## BEGIN INPUT RECORDS

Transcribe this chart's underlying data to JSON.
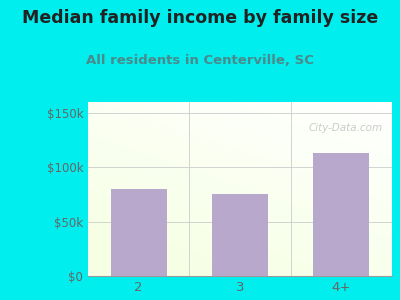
{
  "title": "Median family income by family size",
  "subtitle": "All residents in Centerville, SC",
  "categories": [
    "2",
    "3",
    "4+"
  ],
  "values": [
    80000,
    75000,
    113000
  ],
  "bar_color": "#b8a8cc",
  "title_color": "#222222",
  "subtitle_color": "#4a8a8a",
  "bg_color": "#00eeee",
  "yticks": [
    0,
    50000,
    100000,
    150000
  ],
  "ytick_labels": [
    "$0",
    "$50k",
    "$100k",
    "$150k"
  ],
  "ylim": [
    0,
    160000
  ],
  "title_fontsize": 12.5,
  "subtitle_fontsize": 9.5,
  "tick_color": "#666666",
  "watermark": "City-Data.com"
}
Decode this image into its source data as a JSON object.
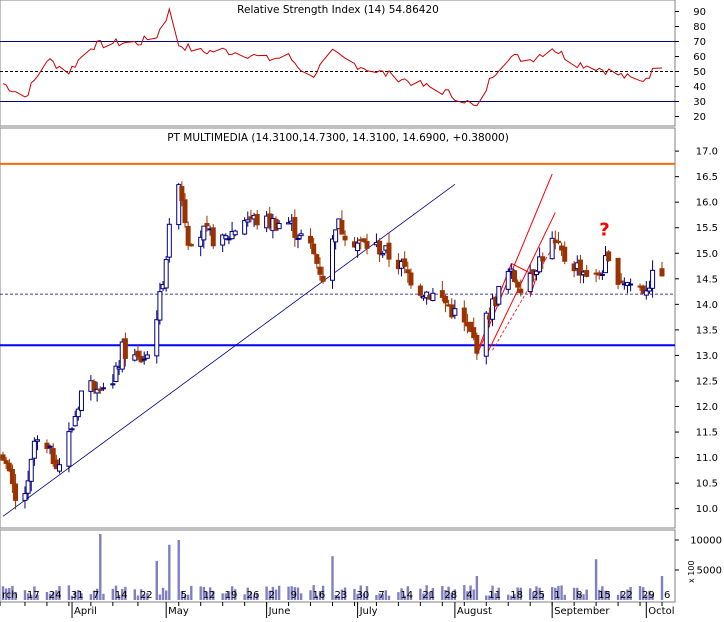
{
  "rsi_panel": {
    "title": "Relative Strength Index (14) 54.86420",
    "overbought": 70,
    "oversold": 30,
    "midline": 50,
    "ylim": [
      15,
      95
    ],
    "tick_labels": [
      "90",
      "80",
      "70",
      "60",
      "50",
      "40",
      "30",
      "20"
    ]
  },
  "price_panel": {
    "title": "PT MULTIMEDIA (14.3100,14.7300, 14.3100, 14.6900, +0.38000)",
    "ylim": [
      9.7,
      17.1
    ],
    "tick_labels": [
      "17.0",
      "16.5",
      "16.0",
      "15.5",
      "15.0",
      "14.5",
      "14.0",
      "13.5",
      "13.0",
      "12.5",
      "12.0",
      "11.5",
      "11.0",
      "10.5",
      "10.0"
    ],
    "resistance_level": 16.75,
    "support_level": 13.2,
    "reference_level": 14.2,
    "annotation": "?",
    "colors": {
      "resistance": "#ff6a00",
      "support": "#0000ff",
      "up": "#000080",
      "down": "#993300",
      "channel": "#ff0000",
      "trendline": "#000080"
    }
  },
  "volume_panel": {
    "ylim": [
      0,
      11000
    ],
    "tick_labels": [
      "10000",
      "5000"
    ],
    "scale_label": "x 100"
  },
  "x_axis": {
    "day_labels": [
      "rch",
      "17",
      "24",
      "31",
      "7",
      "14",
      "22",
      "5",
      "12",
      "19",
      "26",
      "2",
      "9",
      "16",
      "23",
      "30",
      "7",
      "14",
      "21",
      "28",
      "4",
      "11",
      "18",
      "25",
      "1",
      "8",
      "15",
      "22",
      "29",
      "6"
    ],
    "month_labels": [
      "April",
      "May",
      "June",
      "July",
      "August",
      "September",
      "Octol"
    ]
  },
  "chart_data": {
    "type": "candlestick",
    "title": "PT MULTIMEDIA (14.3100,14.7300, 14.3100, 14.6900, +0.38000)",
    "x_start": "2003-03-10",
    "x_end": "2003-10-06",
    "price_series": [
      {
        "date": "2003-03-10",
        "close": 11.1
      },
      {
        "date": "2003-03-14",
        "close": 10.1
      },
      {
        "date": "2003-03-18",
        "close": 10.4
      },
      {
        "date": "2003-03-20",
        "close": 11.3
      },
      {
        "date": "2003-03-24",
        "close": 11.1
      },
      {
        "date": "2003-03-28",
        "close": 10.9
      },
      {
        "date": "2003-04-01",
        "close": 11.6
      },
      {
        "date": "2003-04-04",
        "close": 12.3
      },
      {
        "date": "2003-04-09",
        "close": 12.5
      },
      {
        "date": "2003-04-14",
        "close": 12.4
      },
      {
        "date": "2003-04-17",
        "close": 13.1
      },
      {
        "date": "2003-04-22",
        "close": 12.9
      },
      {
        "date": "2003-04-25",
        "close": 13.0
      },
      {
        "date": "2003-04-29",
        "close": 14.1
      },
      {
        "date": "2003-05-02",
        "close": 15.4
      },
      {
        "date": "2003-05-05",
        "close": 16.5
      },
      {
        "date": "2003-05-08",
        "close": 15.3
      },
      {
        "date": "2003-05-13",
        "close": 15.4
      },
      {
        "date": "2003-05-19",
        "close": 15.2
      },
      {
        "date": "2003-05-26",
        "close": 15.7
      },
      {
        "date": "2003-06-02",
        "close": 15.6
      },
      {
        "date": "2003-06-09",
        "close": 15.6
      },
      {
        "date": "2003-06-16",
        "close": 15.1
      },
      {
        "date": "2003-06-21",
        "close": 14.4
      },
      {
        "date": "2003-06-24",
        "close": 15.6
      },
      {
        "date": "2003-07-01",
        "close": 15.2
      },
      {
        "date": "2003-07-08",
        "close": 15.1
      },
      {
        "date": "2003-07-14",
        "close": 14.8
      },
      {
        "date": "2003-07-21",
        "close": 14.3
      },
      {
        "date": "2003-07-28",
        "close": 14.1
      },
      {
        "date": "2003-08-04",
        "close": 13.6
      },
      {
        "date": "2003-08-08",
        "close": 13.2
      },
      {
        "date": "2003-08-13",
        "close": 14.0
      },
      {
        "date": "2003-08-18",
        "close": 14.6
      },
      {
        "date": "2003-08-22",
        "close": 14.4
      },
      {
        "date": "2003-08-27",
        "close": 14.8
      },
      {
        "date": "2003-09-01",
        "close": 15.2
      },
      {
        "date": "2003-09-05",
        "close": 14.9
      },
      {
        "date": "2003-09-10",
        "close": 14.7
      },
      {
        "date": "2003-09-15",
        "close": 14.5
      },
      {
        "date": "2003-09-18",
        "close": 14.8
      },
      {
        "date": "2003-09-23",
        "close": 14.5
      },
      {
        "date": "2003-09-26",
        "close": 14.4
      },
      {
        "date": "2003-09-30",
        "close": 14.3
      },
      {
        "date": "2003-10-06",
        "close": 14.69
      }
    ],
    "rsi_series": [
      {
        "date": "2003-03-10",
        "value": 42
      },
      {
        "date": "2003-03-17",
        "value": 33
      },
      {
        "date": "2003-03-24",
        "value": 58
      },
      {
        "date": "2003-03-31",
        "value": 50
      },
      {
        "date": "2003-04-07",
        "value": 67
      },
      {
        "date": "2003-04-14",
        "value": 69
      },
      {
        "date": "2003-04-22",
        "value": 69
      },
      {
        "date": "2003-04-28",
        "value": 74
      },
      {
        "date": "2003-05-02",
        "value": 90
      },
      {
        "date": "2003-05-05",
        "value": 68
      },
      {
        "date": "2003-05-12",
        "value": 63
      },
      {
        "date": "2003-05-19",
        "value": 64
      },
      {
        "date": "2003-05-26",
        "value": 62
      },
      {
        "date": "2003-06-02",
        "value": 58
      },
      {
        "date": "2003-06-09",
        "value": 60
      },
      {
        "date": "2003-06-16",
        "value": 46
      },
      {
        "date": "2003-06-23",
        "value": 62
      },
      {
        "date": "2003-06-30",
        "value": 55
      },
      {
        "date": "2003-07-07",
        "value": 50
      },
      {
        "date": "2003-07-14",
        "value": 46
      },
      {
        "date": "2003-07-21",
        "value": 41
      },
      {
        "date": "2003-07-28",
        "value": 37
      },
      {
        "date": "2003-08-04",
        "value": 31
      },
      {
        "date": "2003-08-08",
        "value": 25
      },
      {
        "date": "2003-08-13",
        "value": 48
      },
      {
        "date": "2003-08-18",
        "value": 60
      },
      {
        "date": "2003-08-25",
        "value": 58
      },
      {
        "date": "2003-09-01",
        "value": 66
      },
      {
        "date": "2003-09-08",
        "value": 56
      },
      {
        "date": "2003-09-15",
        "value": 53
      },
      {
        "date": "2003-09-22",
        "value": 48
      },
      {
        "date": "2003-09-29",
        "value": 43
      },
      {
        "date": "2003-10-06",
        "value": 54.86
      }
    ],
    "volume_series": [
      {
        "date": "2003-03-21",
        "value": 900
      },
      {
        "date": "2003-04-10",
        "value": 11000
      },
      {
        "date": "2003-04-28",
        "value": 6500
      },
      {
        "date": "2003-05-02",
        "value": 9200
      },
      {
        "date": "2003-05-05",
        "value": 10000
      },
      {
        "date": "2003-06-23",
        "value": 7300
      },
      {
        "date": "2003-08-08",
        "value": 4000
      },
      {
        "date": "2003-09-15",
        "value": 6800
      },
      {
        "date": "2003-10-06",
        "value": 4000
      }
    ]
  }
}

## END INPUT RECORDS

**THE EXERCISE**
Tally up the lines in the records that contain the word "this" and give only the total.

**REPLY**
2